▶ **Given instruction**: Omit the images. Copy each entry word for word.

▶ **Entries provided**:
--- start ---

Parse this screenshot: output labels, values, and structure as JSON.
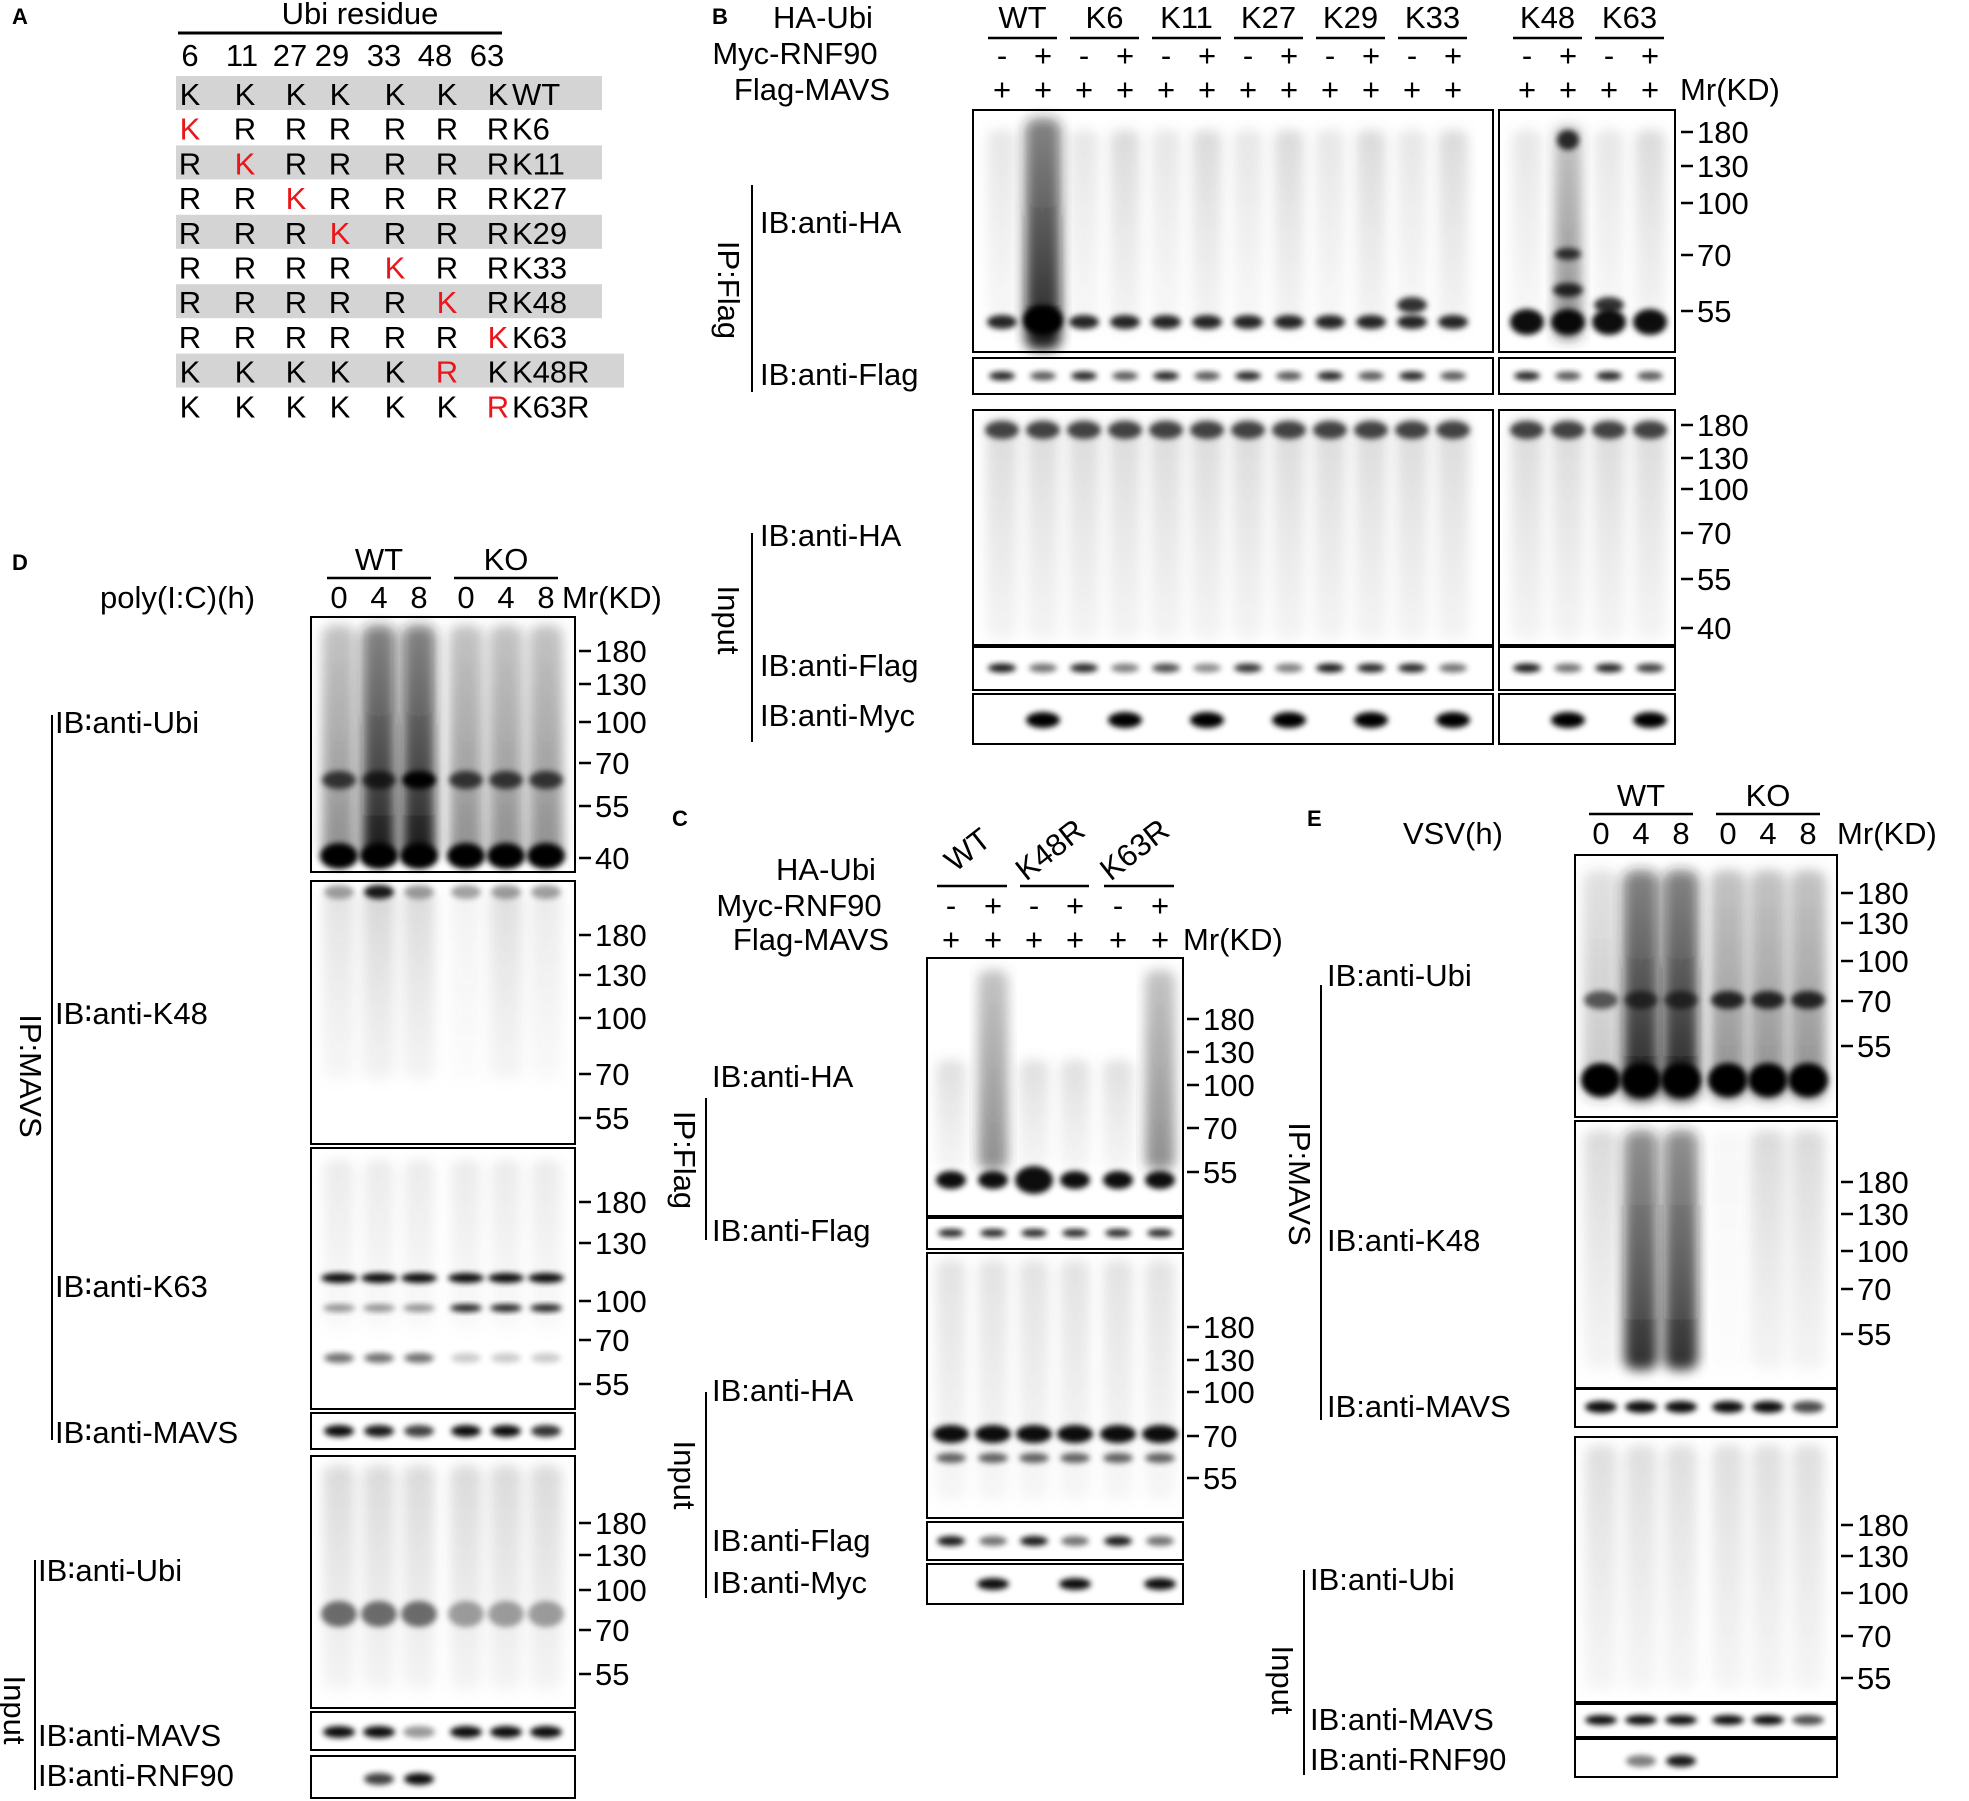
{
  "panel_letters": {
    "a": "A",
    "b": "B",
    "c": "C",
    "d": "D",
    "e": "E"
  },
  "colors": {
    "highlight": "#e8171b",
    "row_shade": "#d4d4d4",
    "ink": "#000000"
  },
  "panel_a": {
    "title": "Ubi residue",
    "residue_positions": [
      "6",
      "11",
      "27",
      "29",
      "33",
      "48",
      "63"
    ],
    "rows": [
      {
        "label": "WT",
        "residues": [
          "K",
          "K",
          "K",
          "K",
          "K",
          "K",
          "K"
        ],
        "red_index": -1,
        "shaded": true
      },
      {
        "label": "K6",
        "residues": [
          "K",
          "R",
          "R",
          "R",
          "R",
          "R",
          "R"
        ],
        "red_index": 0,
        "shaded": false
      },
      {
        "label": "K11",
        "residues": [
          "R",
          "K",
          "R",
          "R",
          "R",
          "R",
          "R"
        ],
        "red_index": 1,
        "shaded": true
      },
      {
        "label": "K27",
        "residues": [
          "R",
          "R",
          "K",
          "R",
          "R",
          "R",
          "R"
        ],
        "red_index": 2,
        "shaded": false
      },
      {
        "label": "K29",
        "residues": [
          "R",
          "R",
          "R",
          "K",
          "R",
          "R",
          "R"
        ],
        "red_index": 3,
        "shaded": true
      },
      {
        "label": "K33",
        "residues": [
          "R",
          "R",
          "R",
          "R",
          "K",
          "R",
          "R"
        ],
        "red_index": 4,
        "shaded": false
      },
      {
        "label": "K48",
        "residues": [
          "R",
          "R",
          "R",
          "R",
          "R",
          "K",
          "R"
        ],
        "red_index": 5,
        "shaded": true
      },
      {
        "label": "K63",
        "residues": [
          "R",
          "R",
          "R",
          "R",
          "R",
          "R",
          "K"
        ],
        "red_index": 6,
        "shaded": false
      },
      {
        "label": "K48R",
        "residues": [
          "K",
          "K",
          "K",
          "K",
          "K",
          "R",
          "K"
        ],
        "red_index": 5,
        "shaded": true
      },
      {
        "label": "K63R",
        "residues": [
          "K",
          "K",
          "K",
          "K",
          "K",
          "K",
          "R"
        ],
        "red_index": 6,
        "shaded": false
      }
    ]
  },
  "panel_b": {
    "header_labels": [
      "HA-Ubi",
      "Myc-RNF90",
      "Flag-MAVS"
    ],
    "groups": [
      "WT",
      "K6",
      "K11",
      "K27",
      "K29",
      "K33",
      "K48",
      "K63"
    ],
    "myc_row": [
      "-",
      "+",
      "-",
      "+",
      "-",
      "+",
      "-",
      "+",
      "-",
      "+",
      "-",
      "+",
      "-",
      "+",
      "-",
      "+"
    ],
    "flag_row": [
      "+",
      "+",
      "+",
      "+",
      "+",
      "+",
      "+",
      "+",
      "+",
      "+",
      "+",
      "+",
      "+",
      "+",
      "+",
      "+"
    ],
    "mr_label": "Mr(KD)",
    "ip_label": "IP:Flag",
    "input_label": "Input",
    "blots": {
      "ip_ha": "IB:anti-HA",
      "ip_flag": "IB:anti-Flag",
      "in_ha": "IB:anti-HA",
      "in_flag": "IB:anti-Flag",
      "in_myc": "IB:anti-Myc"
    },
    "markers_ip": [
      "180",
      "130",
      "100",
      "70",
      "55"
    ],
    "markers_input": [
      "180",
      "130",
      "100",
      "70",
      "55",
      "40"
    ]
  },
  "panel_c": {
    "header_labels": [
      "HA-Ubi",
      "Myc-RNF90",
      "Flag-MAVS"
    ],
    "groups": [
      "WT",
      "K48R",
      "K63R"
    ],
    "myc_row": [
      "-",
      "+",
      "-",
      "+",
      "-",
      "+"
    ],
    "flag_row": [
      "+",
      "+",
      "+",
      "+",
      "+",
      "+"
    ],
    "mr_label": "Mr(KD)",
    "ip_label": "IP:Flag",
    "input_label": "Input",
    "blots": {
      "ip_ha": "IB:anti-HA",
      "ip_flag": "IB:anti-Flag",
      "in_ha": "IB:anti-HA",
      "in_flag": "IB:anti-Flag",
      "in_myc": "IB:anti-Myc"
    },
    "markers_ip": [
      "180",
      "130",
      "100",
      "70",
      "55"
    ],
    "markers_input": [
      "180",
      "130",
      "100",
      "70",
      "55"
    ]
  },
  "panel_d": {
    "treatment": "poly(I:C)(h)",
    "groups": [
      "WT",
      "KO"
    ],
    "timepoints": [
      "0",
      "4",
      "8",
      "0",
      "4",
      "8"
    ],
    "mr_label": "Mr(KD)",
    "ip_label": "IP:MAVS",
    "input_label": "Input",
    "blots": {
      "ip_ubi": "IB∶anti-Ubi",
      "ip_k48": "IB∶anti-K48",
      "ip_k63": "IB∶anti-K63",
      "ip_mavs": "IB∶anti-MAVS",
      "in_ubi": "IB∶anti-Ubi",
      "in_mavs": "IB∶anti-MAVS",
      "in_rnf90": "IB∶anti-RNF90"
    },
    "markers_ubi": [
      "180",
      "130",
      "100",
      "70",
      "55",
      "40"
    ],
    "markers_k48": [
      "180",
      "130",
      "100",
      "70",
      "55"
    ],
    "markers_k63": [
      "180",
      "130",
      "100",
      "70",
      "55"
    ],
    "markers_input": [
      "180",
      "130",
      "100",
      "70",
      "55"
    ]
  },
  "panel_e": {
    "treatment": "VSV(h)",
    "groups": [
      "WT",
      "KO"
    ],
    "timepoints": [
      "0",
      "4",
      "8",
      "0",
      "4",
      "8"
    ],
    "mr_label": "Mr(KD)",
    "ip_label": "IP:MAVS",
    "input_label": "Input",
    "blots": {
      "ip_ubi": "IB:anti-Ubi",
      "ip_k48": "IB:anti-K48",
      "ip_mavs": "IB:anti-MAVS",
      "in_ubi": "IB:anti-Ubi",
      "in_mavs": "IB:anti-MAVS",
      "in_rnf90": "IB:anti-RNF90"
    },
    "markers_ubi": [
      "180",
      "130",
      "100",
      "70",
      "55"
    ],
    "markers_k48": [
      "180",
      "130",
      "100",
      "70",
      "55"
    ],
    "markers_input": [
      "180",
      "130",
      "100",
      "70",
      "55"
    ]
  }
}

--- end ---

▶ **Right answer**:
Parse this screenshot: output labels, values, and structure as JSON.
{
  "panel_letters": {
    "a": "A",
    "b": "B",
    "c": "C",
    "d": "D",
    "e": "E"
  },
  "colors": {
    "highlight": "#e8171b",
    "row_shade": "#d4d4d4",
    "ink": "#000000"
  },
  "panel_a": {
    "title": "Ubi residue",
    "residue_positions": [
      "6",
      "11",
      "27",
      "29",
      "33",
      "48",
      "63"
    ],
    "rows": [
      {
        "label": "WT",
        "residues": [
          "K",
          "K",
          "K",
          "K",
          "K",
          "K",
          "K"
        ],
        "red_index": -1,
        "shaded": true
      },
      {
        "label": "K6",
        "residues": [
          "K",
          "R",
          "R",
          "R",
          "R",
          "R",
          "R"
        ],
        "red_index": 0,
        "shaded": false
      },
      {
        "label": "K11",
        "residues": [
          "R",
          "K",
          "R",
          "R",
          "R",
          "R",
          "R"
        ],
        "red_index": 1,
        "shaded": true
      },
      {
        "label": "K27",
        "residues": [
          "R",
          "R",
          "K",
          "R",
          "R",
          "R",
          "R"
        ],
        "red_index": 2,
        "shaded": false
      },
      {
        "label": "K29",
        "residues": [
          "R",
          "R",
          "R",
          "K",
          "R",
          "R",
          "R"
        ],
        "red_index": 3,
        "shaded": true
      },
      {
        "label": "K33",
        "residues": [
          "R",
          "R",
          "R",
          "R",
          "K",
          "R",
          "R"
        ],
        "red_index": 4,
        "shaded": false
      },
      {
        "label": "K48",
        "residues": [
          "R",
          "R",
          "R",
          "R",
          "R",
          "K",
          "R"
        ],
        "red_index": 5,
        "shaded": true
      },
      {
        "label": "K63",
        "residues": [
          "R",
          "R",
          "R",
          "R",
          "R",
          "R",
          "K"
        ],
        "red_index": 6,
        "shaded": false
      },
      {
        "label": "K48R",
        "residues": [
          "K",
          "K",
          "K",
          "K",
          "K",
          "R",
          "K"
        ],
        "red_index": 5,
        "shaded": true
      },
      {
        "label": "K63R",
        "residues": [
          "K",
          "K",
          "K",
          "K",
          "K",
          "K",
          "R"
        ],
        "red_index": 6,
        "shaded": false
      }
    ]
  },
  "panel_b": {
    "header_labels": [
      "HA-Ubi",
      "Myc-RNF90",
      "Flag-MAVS"
    ],
    "groups": [
      "WT",
      "K6",
      "K11",
      "K27",
      "K29",
      "K33",
      "K48",
      "K63"
    ],
    "myc_row": [
      "-",
      "+",
      "-",
      "+",
      "-",
      "+",
      "-",
      "+",
      "-",
      "+",
      "-",
      "+",
      "-",
      "+",
      "-",
      "+"
    ],
    "flag_row": [
      "+",
      "+",
      "+",
      "+",
      "+",
      "+",
      "+",
      "+",
      "+",
      "+",
      "+",
      "+",
      "+",
      "+",
      "+",
      "+"
    ],
    "mr_label": "Mr(KD)",
    "ip_label": "IP:Flag",
    "input_label": "Input",
    "blots": {
      "ip_ha": "IB:anti-HA",
      "ip_flag": "IB:anti-Flag",
      "in_ha": "IB:anti-HA",
      "in_flag": "IB:anti-Flag",
      "in_myc": "IB:anti-Myc"
    },
    "markers_ip": [
      "180",
      "130",
      "100",
      "70",
      "55"
    ],
    "markers_input": [
      "180",
      "130",
      "100",
      "70",
      "55",
      "40"
    ]
  },
  "panel_c": {
    "header_labels": [
      "HA-Ubi",
      "Myc-RNF90",
      "Flag-MAVS"
    ],
    "groups": [
      "WT",
      "K48R",
      "K63R"
    ],
    "myc_row": [
      "-",
      "+",
      "-",
      "+",
      "-",
      "+"
    ],
    "flag_row": [
      "+",
      "+",
      "+",
      "+",
      "+",
      "+"
    ],
    "mr_label": "Mr(KD)",
    "ip_label": "IP:Flag",
    "input_label": "Input",
    "blots": {
      "ip_ha": "IB:anti-HA",
      "ip_flag": "IB:anti-Flag",
      "in_ha": "IB:anti-HA",
      "in_flag": "IB:anti-Flag",
      "in_myc": "IB:anti-Myc"
    },
    "markers_ip": [
      "180",
      "130",
      "100",
      "70",
      "55"
    ],
    "markers_input": [
      "180",
      "130",
      "100",
      "70",
      "55"
    ]
  },
  "panel_d": {
    "treatment": "poly(I:C)(h)",
    "groups": [
      "WT",
      "KO"
    ],
    "timepoints": [
      "0",
      "4",
      "8",
      "0",
      "4",
      "8"
    ],
    "mr_label": "Mr(KD)",
    "ip_label": "IP:MAVS",
    "input_label": "Input",
    "blots": {
      "ip_ubi": "IB∶anti-Ubi",
      "ip_k48": "IB∶anti-K48",
      "ip_k63": "IB∶anti-K63",
      "ip_mavs": "IB∶anti-MAVS",
      "in_ubi": "IB∶anti-Ubi",
      "in_mavs": "IB∶anti-MAVS",
      "in_rnf90": "IB∶anti-RNF90"
    },
    "markers_ubi": [
      "180",
      "130",
      "100",
      "70",
      "55",
      "40"
    ],
    "markers_k48": [
      "180",
      "130",
      "100",
      "70",
      "55"
    ],
    "markers_k63": [
      "180",
      "130",
      "100",
      "70",
      "55"
    ],
    "markers_input": [
      "180",
      "130",
      "100",
      "70",
      "55"
    ]
  },
  "panel_e": {
    "treatment": "VSV(h)",
    "groups": [
      "WT",
      "KO"
    ],
    "timepoints": [
      "0",
      "4",
      "8",
      "0",
      "4",
      "8"
    ],
    "mr_label": "Mr(KD)",
    "ip_label": "IP:MAVS",
    "input_label": "Input",
    "blots": {
      "ip_ubi": "IB:anti-Ubi",
      "ip_k48": "IB:anti-K48",
      "ip_mavs": "IB:anti-MAVS",
      "in_ubi": "IB:anti-Ubi",
      "in_mavs": "IB:anti-MAVS",
      "in_rnf90": "IB:anti-RNF90"
    },
    "markers_ubi": [
      "180",
      "130",
      "100",
      "70",
      "55"
    ],
    "markers_k48": [
      "180",
      "130",
      "100",
      "70",
      "55"
    ],
    "markers_input": [
      "180",
      "130",
      "100",
      "70",
      "55"
    ]
  }
}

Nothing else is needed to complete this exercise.